** ENTRIES PROVIDED **
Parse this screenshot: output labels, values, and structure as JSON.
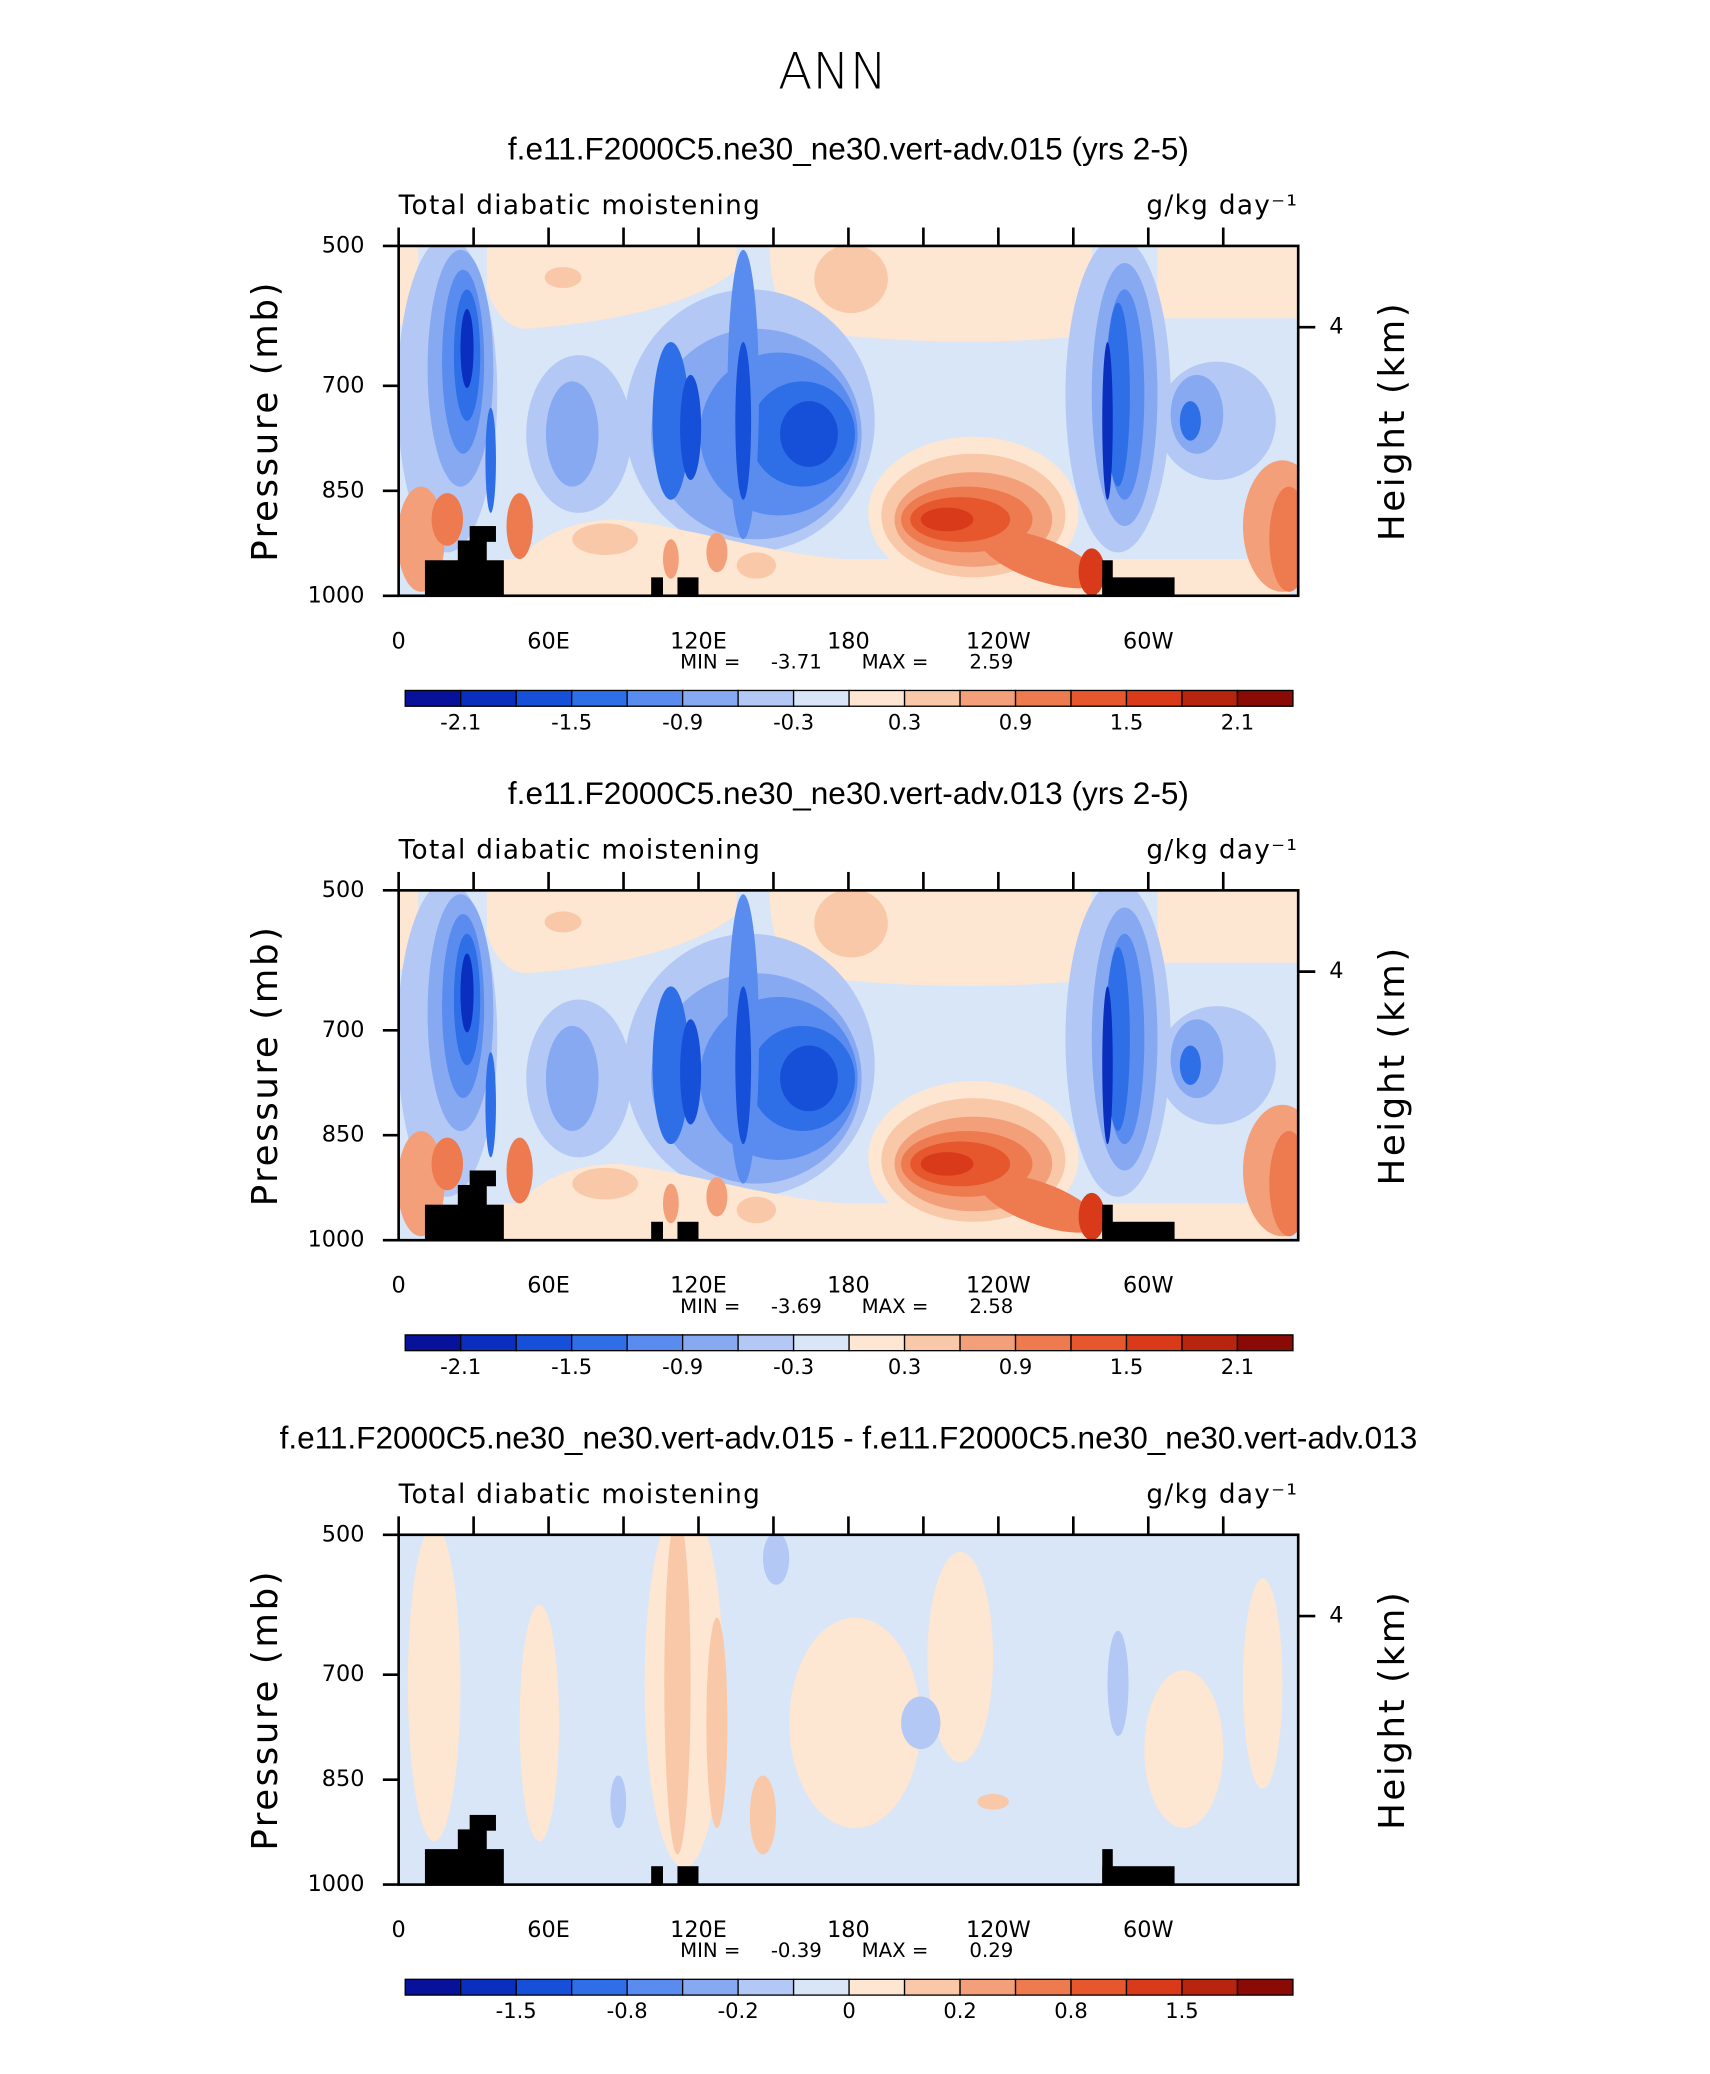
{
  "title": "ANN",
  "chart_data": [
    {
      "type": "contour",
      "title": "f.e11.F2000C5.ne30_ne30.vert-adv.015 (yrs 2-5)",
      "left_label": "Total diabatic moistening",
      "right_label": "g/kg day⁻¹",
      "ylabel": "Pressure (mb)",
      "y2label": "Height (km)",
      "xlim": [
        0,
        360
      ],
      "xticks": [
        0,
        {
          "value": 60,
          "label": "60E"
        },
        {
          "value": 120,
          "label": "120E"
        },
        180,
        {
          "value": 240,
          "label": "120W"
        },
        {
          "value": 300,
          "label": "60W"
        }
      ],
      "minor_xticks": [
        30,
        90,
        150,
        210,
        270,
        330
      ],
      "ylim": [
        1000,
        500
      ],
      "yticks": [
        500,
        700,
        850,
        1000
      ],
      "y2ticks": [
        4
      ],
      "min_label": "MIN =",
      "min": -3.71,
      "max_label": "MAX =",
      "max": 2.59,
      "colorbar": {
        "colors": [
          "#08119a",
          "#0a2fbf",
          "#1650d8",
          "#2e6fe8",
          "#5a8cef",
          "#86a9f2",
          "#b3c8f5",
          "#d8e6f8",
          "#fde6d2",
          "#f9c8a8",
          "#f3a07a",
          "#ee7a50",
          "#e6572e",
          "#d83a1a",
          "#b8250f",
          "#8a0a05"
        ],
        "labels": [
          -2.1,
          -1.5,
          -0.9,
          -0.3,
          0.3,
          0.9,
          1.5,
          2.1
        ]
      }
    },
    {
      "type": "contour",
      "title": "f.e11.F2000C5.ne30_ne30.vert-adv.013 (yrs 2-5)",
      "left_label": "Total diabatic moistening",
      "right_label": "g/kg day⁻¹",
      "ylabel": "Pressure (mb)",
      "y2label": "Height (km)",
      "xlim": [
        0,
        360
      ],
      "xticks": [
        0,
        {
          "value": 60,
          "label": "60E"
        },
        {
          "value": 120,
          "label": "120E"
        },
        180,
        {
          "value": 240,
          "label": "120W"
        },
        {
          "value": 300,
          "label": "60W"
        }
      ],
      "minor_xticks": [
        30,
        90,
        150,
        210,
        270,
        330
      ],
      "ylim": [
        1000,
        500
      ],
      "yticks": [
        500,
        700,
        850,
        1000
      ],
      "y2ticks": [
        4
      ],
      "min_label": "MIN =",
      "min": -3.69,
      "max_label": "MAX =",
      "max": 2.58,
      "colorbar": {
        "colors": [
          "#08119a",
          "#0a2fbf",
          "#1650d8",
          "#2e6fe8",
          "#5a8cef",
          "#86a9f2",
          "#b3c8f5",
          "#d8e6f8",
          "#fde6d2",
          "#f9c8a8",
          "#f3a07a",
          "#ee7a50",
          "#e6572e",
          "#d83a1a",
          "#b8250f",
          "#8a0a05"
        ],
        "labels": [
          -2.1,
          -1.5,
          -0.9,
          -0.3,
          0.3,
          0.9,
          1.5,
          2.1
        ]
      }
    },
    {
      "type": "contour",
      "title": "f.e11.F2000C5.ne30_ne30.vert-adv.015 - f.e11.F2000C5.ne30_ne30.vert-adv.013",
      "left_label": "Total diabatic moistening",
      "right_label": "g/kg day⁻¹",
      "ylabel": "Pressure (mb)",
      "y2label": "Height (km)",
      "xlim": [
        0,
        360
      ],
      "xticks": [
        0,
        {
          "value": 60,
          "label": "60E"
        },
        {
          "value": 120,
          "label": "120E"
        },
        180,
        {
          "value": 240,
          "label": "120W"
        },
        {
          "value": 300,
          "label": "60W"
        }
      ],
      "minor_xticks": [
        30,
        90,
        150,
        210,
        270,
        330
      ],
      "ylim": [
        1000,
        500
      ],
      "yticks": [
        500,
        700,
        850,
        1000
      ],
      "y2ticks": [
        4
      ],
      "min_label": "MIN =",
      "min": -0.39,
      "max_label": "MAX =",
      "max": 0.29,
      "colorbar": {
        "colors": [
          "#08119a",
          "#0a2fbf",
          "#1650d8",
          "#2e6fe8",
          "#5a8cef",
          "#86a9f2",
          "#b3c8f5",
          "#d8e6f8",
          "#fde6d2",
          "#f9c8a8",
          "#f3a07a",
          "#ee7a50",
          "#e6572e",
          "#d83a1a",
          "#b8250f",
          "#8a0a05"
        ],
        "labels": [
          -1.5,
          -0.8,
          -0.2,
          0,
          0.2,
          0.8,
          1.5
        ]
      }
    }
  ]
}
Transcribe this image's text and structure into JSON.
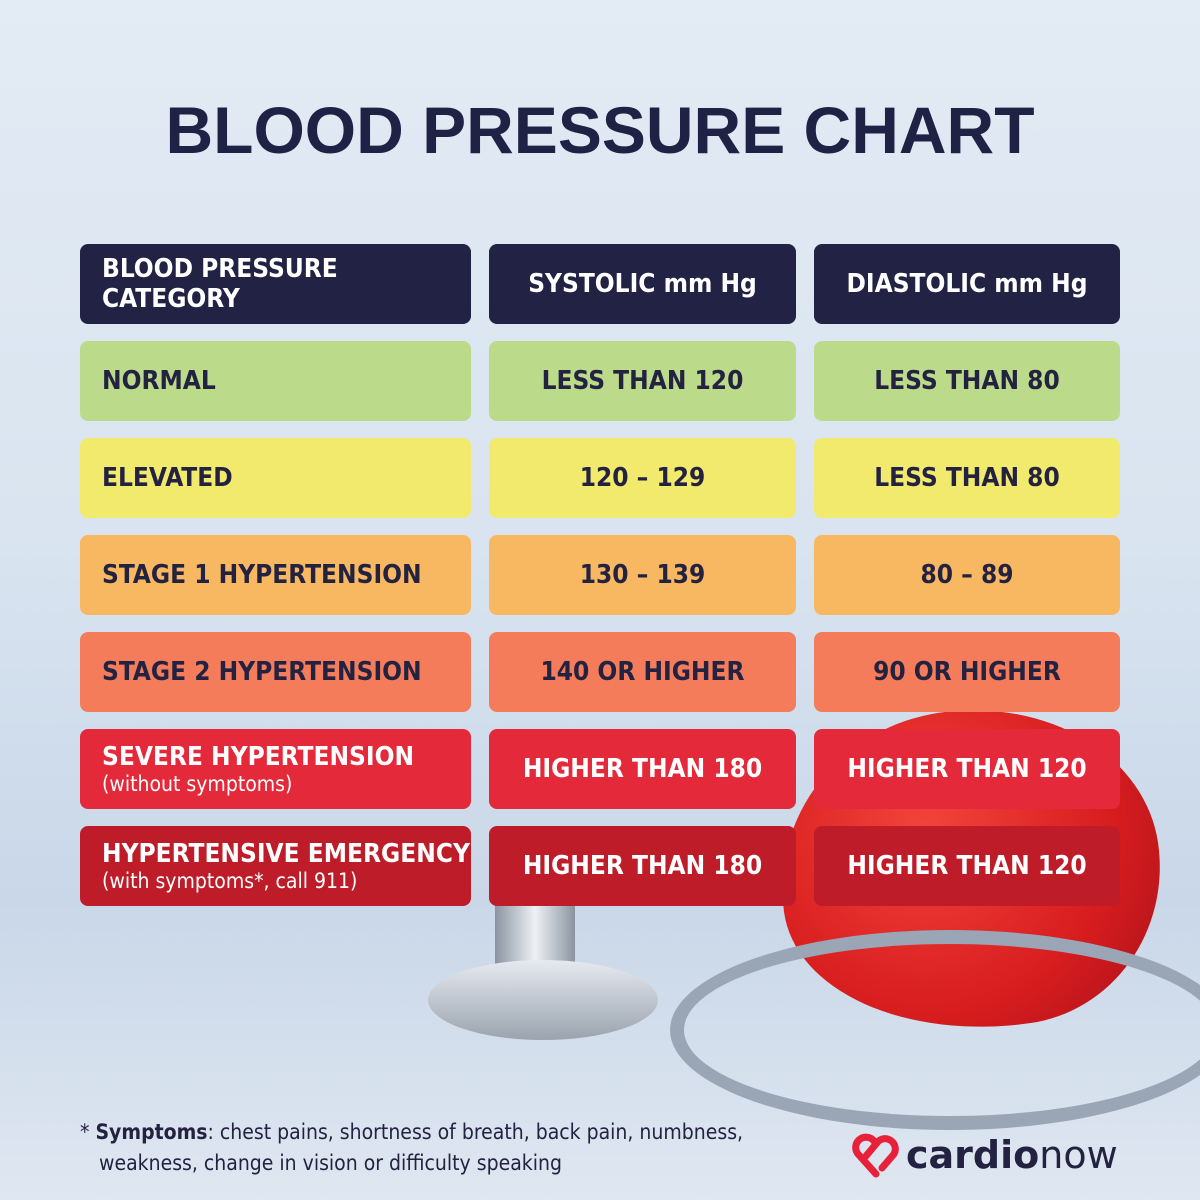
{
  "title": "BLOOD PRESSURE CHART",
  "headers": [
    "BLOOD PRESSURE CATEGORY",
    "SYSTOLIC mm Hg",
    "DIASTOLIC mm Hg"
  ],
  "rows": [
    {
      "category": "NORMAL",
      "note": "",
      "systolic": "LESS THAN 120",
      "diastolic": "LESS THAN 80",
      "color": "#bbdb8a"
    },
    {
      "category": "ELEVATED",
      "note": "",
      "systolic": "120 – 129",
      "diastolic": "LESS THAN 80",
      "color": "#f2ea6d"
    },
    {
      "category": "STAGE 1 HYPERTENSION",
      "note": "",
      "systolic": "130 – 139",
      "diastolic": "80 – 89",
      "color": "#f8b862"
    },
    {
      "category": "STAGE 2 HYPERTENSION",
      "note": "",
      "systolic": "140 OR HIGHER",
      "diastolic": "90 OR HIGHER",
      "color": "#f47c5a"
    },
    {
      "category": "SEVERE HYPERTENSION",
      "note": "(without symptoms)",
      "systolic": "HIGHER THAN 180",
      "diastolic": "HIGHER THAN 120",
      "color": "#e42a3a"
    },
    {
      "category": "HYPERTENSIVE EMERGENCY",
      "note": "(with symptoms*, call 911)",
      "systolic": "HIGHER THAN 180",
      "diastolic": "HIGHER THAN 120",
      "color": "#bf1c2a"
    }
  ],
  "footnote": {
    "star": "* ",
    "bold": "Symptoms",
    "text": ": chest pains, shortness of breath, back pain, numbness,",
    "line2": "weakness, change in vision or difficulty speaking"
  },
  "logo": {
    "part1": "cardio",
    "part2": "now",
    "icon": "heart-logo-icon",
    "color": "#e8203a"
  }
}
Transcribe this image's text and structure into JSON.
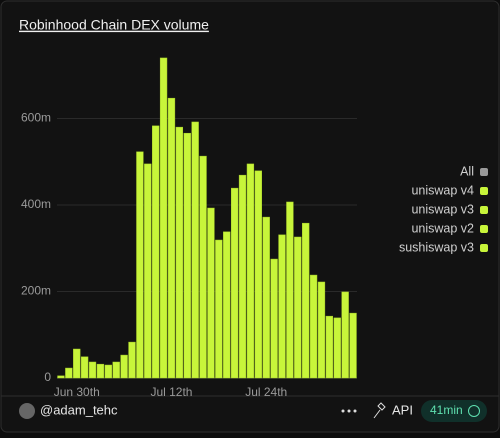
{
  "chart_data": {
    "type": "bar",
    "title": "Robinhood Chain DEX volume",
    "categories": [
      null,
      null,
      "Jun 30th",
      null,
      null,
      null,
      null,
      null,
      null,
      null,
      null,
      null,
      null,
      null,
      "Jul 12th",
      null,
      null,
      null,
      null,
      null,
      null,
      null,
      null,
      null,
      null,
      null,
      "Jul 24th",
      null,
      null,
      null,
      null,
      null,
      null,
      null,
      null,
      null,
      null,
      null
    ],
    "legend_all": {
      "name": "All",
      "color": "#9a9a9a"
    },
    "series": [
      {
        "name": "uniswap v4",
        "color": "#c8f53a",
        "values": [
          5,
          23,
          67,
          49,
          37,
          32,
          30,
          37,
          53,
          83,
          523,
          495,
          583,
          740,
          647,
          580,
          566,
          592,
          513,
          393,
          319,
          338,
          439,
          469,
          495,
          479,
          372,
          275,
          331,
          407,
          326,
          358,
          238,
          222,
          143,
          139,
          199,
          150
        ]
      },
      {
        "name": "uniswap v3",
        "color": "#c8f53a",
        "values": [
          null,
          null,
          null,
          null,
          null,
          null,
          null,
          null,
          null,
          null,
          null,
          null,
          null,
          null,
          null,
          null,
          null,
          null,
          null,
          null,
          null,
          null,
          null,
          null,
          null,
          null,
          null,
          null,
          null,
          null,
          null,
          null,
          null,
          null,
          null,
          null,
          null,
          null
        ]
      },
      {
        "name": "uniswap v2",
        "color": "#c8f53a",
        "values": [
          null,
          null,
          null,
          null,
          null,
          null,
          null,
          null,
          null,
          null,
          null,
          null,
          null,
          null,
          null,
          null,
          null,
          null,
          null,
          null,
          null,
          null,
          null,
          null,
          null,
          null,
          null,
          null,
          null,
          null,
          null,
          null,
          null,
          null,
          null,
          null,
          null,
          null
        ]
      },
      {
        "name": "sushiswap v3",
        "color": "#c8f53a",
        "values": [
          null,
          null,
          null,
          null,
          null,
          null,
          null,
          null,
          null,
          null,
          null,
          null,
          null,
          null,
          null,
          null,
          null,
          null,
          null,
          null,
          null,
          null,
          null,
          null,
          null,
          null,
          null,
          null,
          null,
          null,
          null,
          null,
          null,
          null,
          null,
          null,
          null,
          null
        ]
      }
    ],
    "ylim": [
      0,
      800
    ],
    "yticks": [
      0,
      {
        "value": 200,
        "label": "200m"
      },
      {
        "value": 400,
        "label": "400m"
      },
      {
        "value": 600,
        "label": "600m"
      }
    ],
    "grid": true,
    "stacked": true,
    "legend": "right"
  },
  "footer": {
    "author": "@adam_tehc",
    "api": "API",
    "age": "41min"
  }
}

** DESCRIPTION OF THE TASK **
Search the lines above for the string "HYPERTENSION", then show every one that has it.

** TASK RESULT **
      "category": "STAGE 1 HYPERTENSION",
      "category": "STAGE 2 HYPERTENSION",
      "category": "SEVERE HYPERTENSION",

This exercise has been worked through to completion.